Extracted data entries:
%%

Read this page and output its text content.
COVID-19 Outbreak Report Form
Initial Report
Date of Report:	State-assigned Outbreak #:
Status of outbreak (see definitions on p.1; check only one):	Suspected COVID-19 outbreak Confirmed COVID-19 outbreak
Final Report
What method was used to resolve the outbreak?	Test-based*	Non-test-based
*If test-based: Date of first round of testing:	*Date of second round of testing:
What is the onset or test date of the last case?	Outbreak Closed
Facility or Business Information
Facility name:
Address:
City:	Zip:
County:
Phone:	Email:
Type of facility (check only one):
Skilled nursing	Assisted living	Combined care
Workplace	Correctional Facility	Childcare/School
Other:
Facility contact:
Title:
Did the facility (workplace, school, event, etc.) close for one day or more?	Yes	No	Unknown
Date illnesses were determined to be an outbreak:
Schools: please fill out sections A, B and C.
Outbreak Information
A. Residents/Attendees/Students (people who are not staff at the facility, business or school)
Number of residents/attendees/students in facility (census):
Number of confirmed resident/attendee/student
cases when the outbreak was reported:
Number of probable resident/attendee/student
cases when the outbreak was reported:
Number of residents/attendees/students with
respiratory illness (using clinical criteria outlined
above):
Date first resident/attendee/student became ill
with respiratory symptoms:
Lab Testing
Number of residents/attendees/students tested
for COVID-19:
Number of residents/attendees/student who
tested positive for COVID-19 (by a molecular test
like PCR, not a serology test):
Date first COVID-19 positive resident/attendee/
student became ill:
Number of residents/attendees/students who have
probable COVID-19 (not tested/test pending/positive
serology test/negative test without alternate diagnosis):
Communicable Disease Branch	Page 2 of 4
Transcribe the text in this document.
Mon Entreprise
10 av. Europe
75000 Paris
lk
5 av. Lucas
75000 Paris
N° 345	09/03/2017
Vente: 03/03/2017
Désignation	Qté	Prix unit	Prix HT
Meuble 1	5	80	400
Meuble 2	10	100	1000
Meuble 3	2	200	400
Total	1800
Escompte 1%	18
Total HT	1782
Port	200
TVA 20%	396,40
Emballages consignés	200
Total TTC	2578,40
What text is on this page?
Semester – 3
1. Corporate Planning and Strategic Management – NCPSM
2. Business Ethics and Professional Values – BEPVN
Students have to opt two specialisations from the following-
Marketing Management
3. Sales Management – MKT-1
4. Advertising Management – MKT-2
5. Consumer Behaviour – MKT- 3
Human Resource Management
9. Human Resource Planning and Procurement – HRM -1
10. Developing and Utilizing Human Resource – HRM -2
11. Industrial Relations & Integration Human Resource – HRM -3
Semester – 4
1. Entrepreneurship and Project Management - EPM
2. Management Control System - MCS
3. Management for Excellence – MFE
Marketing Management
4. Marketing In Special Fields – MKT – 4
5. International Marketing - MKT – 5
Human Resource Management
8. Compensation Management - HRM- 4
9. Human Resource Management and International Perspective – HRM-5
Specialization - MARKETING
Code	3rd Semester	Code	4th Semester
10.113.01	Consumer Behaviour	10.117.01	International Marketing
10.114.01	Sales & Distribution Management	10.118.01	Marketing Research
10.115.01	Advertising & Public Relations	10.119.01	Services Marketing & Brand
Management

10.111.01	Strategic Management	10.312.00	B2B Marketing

%%

What is being asked
Reproduce the full listing above, character for character.

Full response
Read this page and output its text content.
COVID-19 Outbreak Report Form
Initial Report
Date of Report:	State-assigned Outbreak #:
Status of outbreak (see definitions on p.1; check only one):	Suspected COVID-19 outbreak Confirmed COVID-19 outbreak
Final Report
What method was used to resolve the outbreak?	Test-based*	Non-test-based
*If test-based: Date of first round of testing:	*Date of second round of testing:
What is the onset or test date of the last case?	Outbreak Closed
Facility or Business Information
Facility name:
Address:
City:	Zip:
County:
Phone:	Email:
Type of facility (check only one):
Skilled nursing	Assisted living	Combined care
Workplace	Correctional Facility	Childcare/School
Other:
Facility contact:
Title:
Did the facility (workplace, school, event, etc.) close for one day or more?	Yes	No	Unknown
Date illnesses were determined to be an outbreak:
Schools: please fill out sections A, B and C.
Outbreak Information
A. Residents/Attendees/Students (people who are not staff at the facility, business or school)
Number of residents/attendees/students in facility (census):
Number of confirmed resident/attendee/student
cases when the outbreak was reported:
Number of probable resident/attendee/student
cases when the outbreak was reported:
Number of residents/attendees/students with
respiratory illness (using clinical criteria outlined
above):
Date first resident/attendee/student became ill
with respiratory symptoms:
Lab Testing
Number of residents/attendees/students tested
for COVID-19:
Number of residents/attendees/student who
tested positive for COVID-19 (by a molecular test
like PCR, not a serology test):
Date first COVID-19 positive resident/attendee/
student became ill:
Number of residents/attendees/students who have
probable COVID-19 (not tested/test pending/positive
serology test/negative test without alternate diagnosis):
Communicable Disease Branch	Page 2 of 4
Transcribe the text in this document.
Mon Entreprise
10 av. Europe
75000 Paris
lk
5 av. Lucas
75000 Paris
N° 345	09/03/2017
Vente: 03/03/2017
Désignation	Qté	Prix unit	Prix HT
Meuble 1	5	80	400
Meuble 2	10	100	1000
Meuble 3	2	200	400
Total	1800
Escompte 1%	18
Total HT	1782
Port	200
TVA 20%	396,40
Emballages consignés	200
Total TTC	2578,40
What text is on this page?
Semester – 3
1. Corporate Planning and Strategic Management – NCPSM
2. Business Ethics and Professional Values – BEPVN
Students have to opt two specialisations from the following-
Marketing Management
3. Sales Management – MKT-1
4. Advertising Management – MKT-2
5. Consumer Behaviour – MKT- 3
Human Resource Management
9. Human Resource Planning and Procurement – HRM -1
10. Developing and Utilizing Human Resource – HRM -2
11. Industrial Relations & Integration Human Resource – HRM -3
Semester – 4
1. Entrepreneurship and Project Management - EPM
2. Management Control System - MCS
3. Management for Excellence – MFE
Marketing Management
4. Marketing In Special Fields – MKT – 4
5. International Marketing - MKT – 5
Human Resource Management
8. Compensation Management - HRM- 4
9. Human Resource Management and International Perspective – HRM-5
Specialization - MARKETING
Code	3rd Semester	Code	4th Semester
10.113.01	Consumer Behaviour	10.117.01	International Marketing
10.114.01	Sales & Distribution Management	10.118.01	Marketing Research
10.115.01	Advertising & Public Relations	10.119.01	Services Marketing & Brand
Management

10.111.01	Strategic Management	10.312.00	B2B Marketing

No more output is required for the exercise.